* [The exercise]
Check the listing below for lines that hold "normal". How many are there? Please give only the number.

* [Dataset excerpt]
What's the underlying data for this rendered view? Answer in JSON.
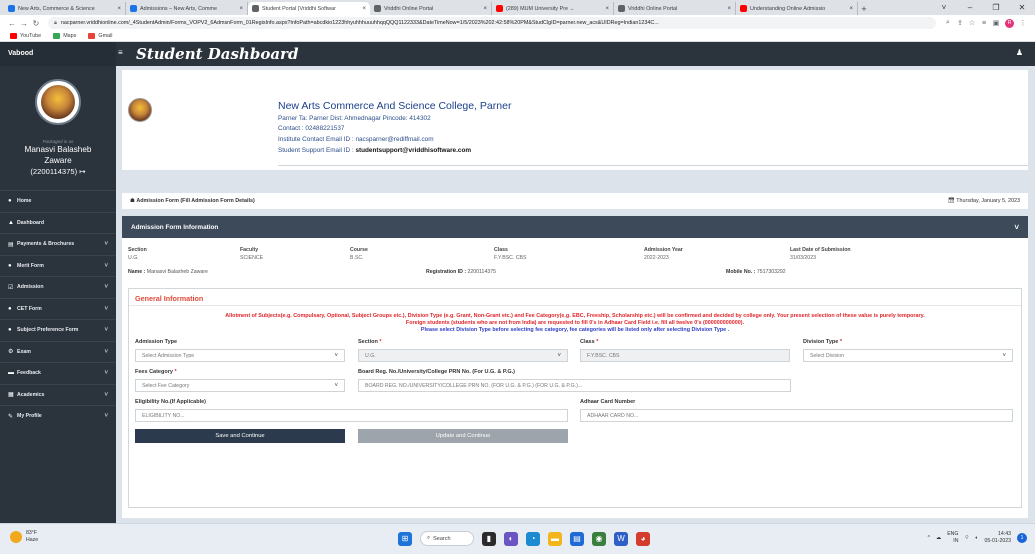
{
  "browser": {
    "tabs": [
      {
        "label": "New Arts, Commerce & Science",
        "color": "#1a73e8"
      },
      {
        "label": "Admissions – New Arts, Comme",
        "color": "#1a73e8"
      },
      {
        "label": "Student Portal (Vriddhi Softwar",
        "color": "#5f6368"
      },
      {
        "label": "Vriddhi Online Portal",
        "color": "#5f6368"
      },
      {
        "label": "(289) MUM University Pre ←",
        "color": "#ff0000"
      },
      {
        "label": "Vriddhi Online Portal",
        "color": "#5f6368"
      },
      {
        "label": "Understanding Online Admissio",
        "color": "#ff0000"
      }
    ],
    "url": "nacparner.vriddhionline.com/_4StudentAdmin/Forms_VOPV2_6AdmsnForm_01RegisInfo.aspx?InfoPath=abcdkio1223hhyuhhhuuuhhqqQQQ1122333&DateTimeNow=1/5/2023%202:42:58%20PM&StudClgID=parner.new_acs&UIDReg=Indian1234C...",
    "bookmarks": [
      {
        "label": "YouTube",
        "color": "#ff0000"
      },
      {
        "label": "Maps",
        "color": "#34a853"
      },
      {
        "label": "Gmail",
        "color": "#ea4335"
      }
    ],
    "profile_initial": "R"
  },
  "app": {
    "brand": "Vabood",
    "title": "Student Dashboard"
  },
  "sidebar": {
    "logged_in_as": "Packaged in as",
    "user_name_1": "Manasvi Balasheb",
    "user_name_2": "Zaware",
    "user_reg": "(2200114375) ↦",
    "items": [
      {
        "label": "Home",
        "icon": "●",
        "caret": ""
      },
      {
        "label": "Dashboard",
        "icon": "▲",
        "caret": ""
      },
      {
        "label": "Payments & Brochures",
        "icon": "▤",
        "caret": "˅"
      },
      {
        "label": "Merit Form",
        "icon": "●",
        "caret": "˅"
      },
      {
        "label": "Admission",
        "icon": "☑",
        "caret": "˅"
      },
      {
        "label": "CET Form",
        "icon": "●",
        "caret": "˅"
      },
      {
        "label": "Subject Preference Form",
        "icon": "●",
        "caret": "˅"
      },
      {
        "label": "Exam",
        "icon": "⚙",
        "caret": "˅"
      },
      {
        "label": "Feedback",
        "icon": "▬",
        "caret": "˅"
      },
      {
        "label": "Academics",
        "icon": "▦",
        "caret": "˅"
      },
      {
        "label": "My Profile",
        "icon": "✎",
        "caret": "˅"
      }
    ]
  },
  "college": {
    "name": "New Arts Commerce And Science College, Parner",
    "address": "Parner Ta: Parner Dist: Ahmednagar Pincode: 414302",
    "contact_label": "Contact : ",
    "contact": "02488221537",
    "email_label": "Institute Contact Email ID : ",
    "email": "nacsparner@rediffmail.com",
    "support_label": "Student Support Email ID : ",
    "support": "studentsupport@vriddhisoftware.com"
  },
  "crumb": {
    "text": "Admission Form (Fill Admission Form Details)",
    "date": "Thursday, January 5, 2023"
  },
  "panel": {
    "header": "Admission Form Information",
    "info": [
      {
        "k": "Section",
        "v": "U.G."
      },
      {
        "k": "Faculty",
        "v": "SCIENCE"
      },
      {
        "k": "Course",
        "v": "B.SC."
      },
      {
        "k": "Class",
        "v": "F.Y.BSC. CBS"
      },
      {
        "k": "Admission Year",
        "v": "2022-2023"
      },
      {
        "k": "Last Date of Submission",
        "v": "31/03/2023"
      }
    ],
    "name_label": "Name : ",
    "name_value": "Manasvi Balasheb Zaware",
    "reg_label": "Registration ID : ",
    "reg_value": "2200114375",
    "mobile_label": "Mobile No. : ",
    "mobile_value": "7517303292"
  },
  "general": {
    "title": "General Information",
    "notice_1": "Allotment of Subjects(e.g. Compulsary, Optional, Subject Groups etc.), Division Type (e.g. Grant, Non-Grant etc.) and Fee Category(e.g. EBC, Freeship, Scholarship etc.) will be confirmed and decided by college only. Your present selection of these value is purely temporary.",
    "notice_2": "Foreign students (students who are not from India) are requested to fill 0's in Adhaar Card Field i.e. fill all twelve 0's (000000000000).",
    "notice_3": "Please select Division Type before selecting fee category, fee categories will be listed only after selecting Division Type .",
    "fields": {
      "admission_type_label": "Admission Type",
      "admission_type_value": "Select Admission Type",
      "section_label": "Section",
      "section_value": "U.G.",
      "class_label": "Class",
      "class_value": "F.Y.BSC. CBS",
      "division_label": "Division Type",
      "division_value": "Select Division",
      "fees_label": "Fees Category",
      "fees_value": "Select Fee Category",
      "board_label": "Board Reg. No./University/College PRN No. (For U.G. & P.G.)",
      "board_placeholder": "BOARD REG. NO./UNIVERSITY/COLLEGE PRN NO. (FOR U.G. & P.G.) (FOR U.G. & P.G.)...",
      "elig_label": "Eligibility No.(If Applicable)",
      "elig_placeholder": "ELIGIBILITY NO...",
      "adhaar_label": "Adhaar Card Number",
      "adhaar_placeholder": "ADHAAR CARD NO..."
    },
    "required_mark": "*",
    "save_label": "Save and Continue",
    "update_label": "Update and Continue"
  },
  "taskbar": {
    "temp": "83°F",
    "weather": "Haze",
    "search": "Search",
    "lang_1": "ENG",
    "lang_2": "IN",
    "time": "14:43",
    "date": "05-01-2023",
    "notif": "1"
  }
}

* * *

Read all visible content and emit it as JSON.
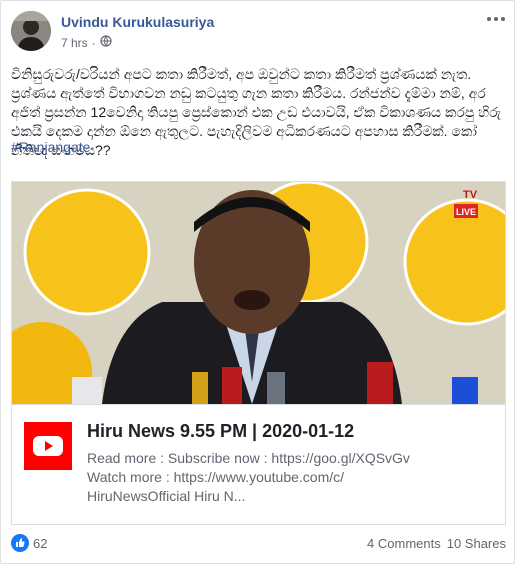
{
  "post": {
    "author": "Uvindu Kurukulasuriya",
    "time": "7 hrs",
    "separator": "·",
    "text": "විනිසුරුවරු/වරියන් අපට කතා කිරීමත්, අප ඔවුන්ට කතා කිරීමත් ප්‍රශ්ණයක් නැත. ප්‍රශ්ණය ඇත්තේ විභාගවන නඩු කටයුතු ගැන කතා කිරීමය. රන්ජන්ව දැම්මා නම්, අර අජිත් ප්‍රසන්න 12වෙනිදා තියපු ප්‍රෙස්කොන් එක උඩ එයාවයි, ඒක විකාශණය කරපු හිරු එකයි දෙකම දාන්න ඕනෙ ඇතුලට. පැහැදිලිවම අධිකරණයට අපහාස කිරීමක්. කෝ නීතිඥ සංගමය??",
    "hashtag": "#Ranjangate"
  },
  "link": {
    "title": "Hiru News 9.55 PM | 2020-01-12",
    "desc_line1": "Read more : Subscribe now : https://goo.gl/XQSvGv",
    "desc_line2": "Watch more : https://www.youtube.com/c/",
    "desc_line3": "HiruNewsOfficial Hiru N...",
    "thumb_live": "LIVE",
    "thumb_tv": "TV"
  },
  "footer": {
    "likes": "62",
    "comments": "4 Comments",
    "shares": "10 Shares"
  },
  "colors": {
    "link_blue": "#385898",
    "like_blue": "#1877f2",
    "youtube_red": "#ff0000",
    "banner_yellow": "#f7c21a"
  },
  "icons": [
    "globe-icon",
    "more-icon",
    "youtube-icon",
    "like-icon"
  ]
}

--

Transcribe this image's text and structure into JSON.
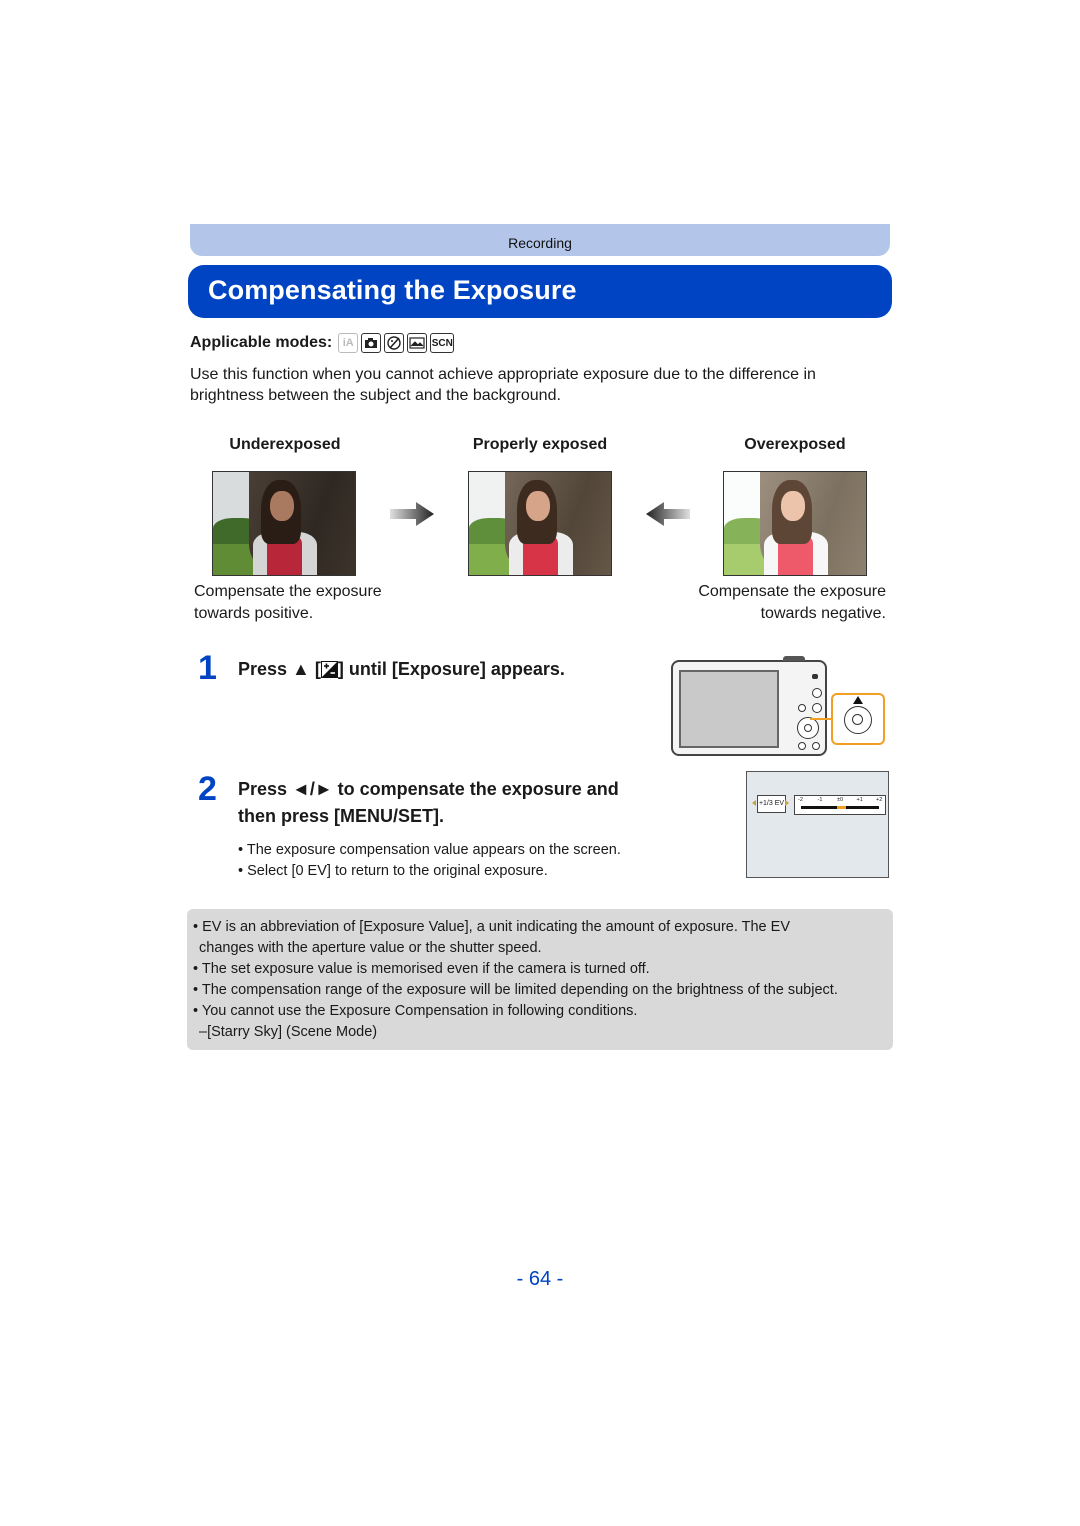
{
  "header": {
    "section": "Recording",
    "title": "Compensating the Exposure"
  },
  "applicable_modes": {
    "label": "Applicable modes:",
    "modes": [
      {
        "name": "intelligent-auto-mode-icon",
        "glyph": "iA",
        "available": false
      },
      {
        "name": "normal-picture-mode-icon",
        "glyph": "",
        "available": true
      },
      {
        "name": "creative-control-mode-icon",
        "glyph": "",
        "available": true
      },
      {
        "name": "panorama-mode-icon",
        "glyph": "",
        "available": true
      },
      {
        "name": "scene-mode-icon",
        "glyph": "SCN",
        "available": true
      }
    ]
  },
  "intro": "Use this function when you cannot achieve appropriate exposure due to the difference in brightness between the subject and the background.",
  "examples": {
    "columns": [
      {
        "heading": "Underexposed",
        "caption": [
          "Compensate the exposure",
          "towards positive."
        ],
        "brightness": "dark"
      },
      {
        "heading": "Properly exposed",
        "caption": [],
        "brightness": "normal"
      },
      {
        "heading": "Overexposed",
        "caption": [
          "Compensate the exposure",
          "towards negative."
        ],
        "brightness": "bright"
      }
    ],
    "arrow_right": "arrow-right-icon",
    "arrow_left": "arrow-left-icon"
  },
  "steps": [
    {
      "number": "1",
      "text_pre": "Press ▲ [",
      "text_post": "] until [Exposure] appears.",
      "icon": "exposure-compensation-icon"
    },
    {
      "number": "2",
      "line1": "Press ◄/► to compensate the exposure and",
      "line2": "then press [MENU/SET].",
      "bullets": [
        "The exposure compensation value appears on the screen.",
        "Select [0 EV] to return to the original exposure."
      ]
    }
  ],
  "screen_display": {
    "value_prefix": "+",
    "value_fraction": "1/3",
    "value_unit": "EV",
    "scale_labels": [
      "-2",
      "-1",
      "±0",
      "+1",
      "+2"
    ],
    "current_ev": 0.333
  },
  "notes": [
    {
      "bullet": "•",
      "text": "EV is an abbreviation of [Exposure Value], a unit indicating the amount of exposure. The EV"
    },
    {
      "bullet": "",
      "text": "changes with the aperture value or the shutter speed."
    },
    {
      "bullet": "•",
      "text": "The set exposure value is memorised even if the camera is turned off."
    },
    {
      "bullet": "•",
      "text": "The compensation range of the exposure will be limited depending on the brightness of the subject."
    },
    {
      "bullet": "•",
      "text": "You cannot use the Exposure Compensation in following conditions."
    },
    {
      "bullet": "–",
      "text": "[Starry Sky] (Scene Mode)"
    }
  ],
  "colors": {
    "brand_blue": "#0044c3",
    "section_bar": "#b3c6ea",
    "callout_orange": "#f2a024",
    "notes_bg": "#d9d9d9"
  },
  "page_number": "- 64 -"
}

* [Answer to the task]
2